■ TASK TO COMPLETE: Gather every line in the records below that contains the string "信息传输", and copy each one in full.

+--

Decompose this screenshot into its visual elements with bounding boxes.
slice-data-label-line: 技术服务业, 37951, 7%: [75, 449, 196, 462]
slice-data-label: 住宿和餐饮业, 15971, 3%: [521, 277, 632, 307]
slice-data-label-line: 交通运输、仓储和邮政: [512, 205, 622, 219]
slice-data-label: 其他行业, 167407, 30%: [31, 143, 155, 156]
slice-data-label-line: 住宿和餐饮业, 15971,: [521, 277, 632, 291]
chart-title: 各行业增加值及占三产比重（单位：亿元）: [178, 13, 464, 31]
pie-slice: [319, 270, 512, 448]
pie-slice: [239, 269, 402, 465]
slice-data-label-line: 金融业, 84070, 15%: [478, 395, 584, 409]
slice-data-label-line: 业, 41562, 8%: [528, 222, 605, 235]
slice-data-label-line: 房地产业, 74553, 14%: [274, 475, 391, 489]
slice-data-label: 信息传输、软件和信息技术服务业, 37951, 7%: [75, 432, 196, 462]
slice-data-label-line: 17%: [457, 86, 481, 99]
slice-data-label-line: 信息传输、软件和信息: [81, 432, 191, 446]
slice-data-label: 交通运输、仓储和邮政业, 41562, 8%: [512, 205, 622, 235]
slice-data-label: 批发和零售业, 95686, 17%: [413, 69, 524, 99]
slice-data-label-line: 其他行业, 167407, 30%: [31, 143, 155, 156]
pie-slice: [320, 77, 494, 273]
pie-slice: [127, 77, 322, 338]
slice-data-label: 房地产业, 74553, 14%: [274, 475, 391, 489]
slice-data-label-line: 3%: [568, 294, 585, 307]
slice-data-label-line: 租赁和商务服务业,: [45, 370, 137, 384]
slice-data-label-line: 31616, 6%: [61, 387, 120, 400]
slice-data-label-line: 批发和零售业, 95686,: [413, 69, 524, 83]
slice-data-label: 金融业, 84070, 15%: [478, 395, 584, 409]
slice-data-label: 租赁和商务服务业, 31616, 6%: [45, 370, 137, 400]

+--

■ RESULT BELOW:
slice-data-label: 信息传输、软件和信息技术服务业, 37951, 7%: [75, 432, 196, 462]
slice-data-label-line: 信息传输、软件和信息: [81, 432, 191, 446]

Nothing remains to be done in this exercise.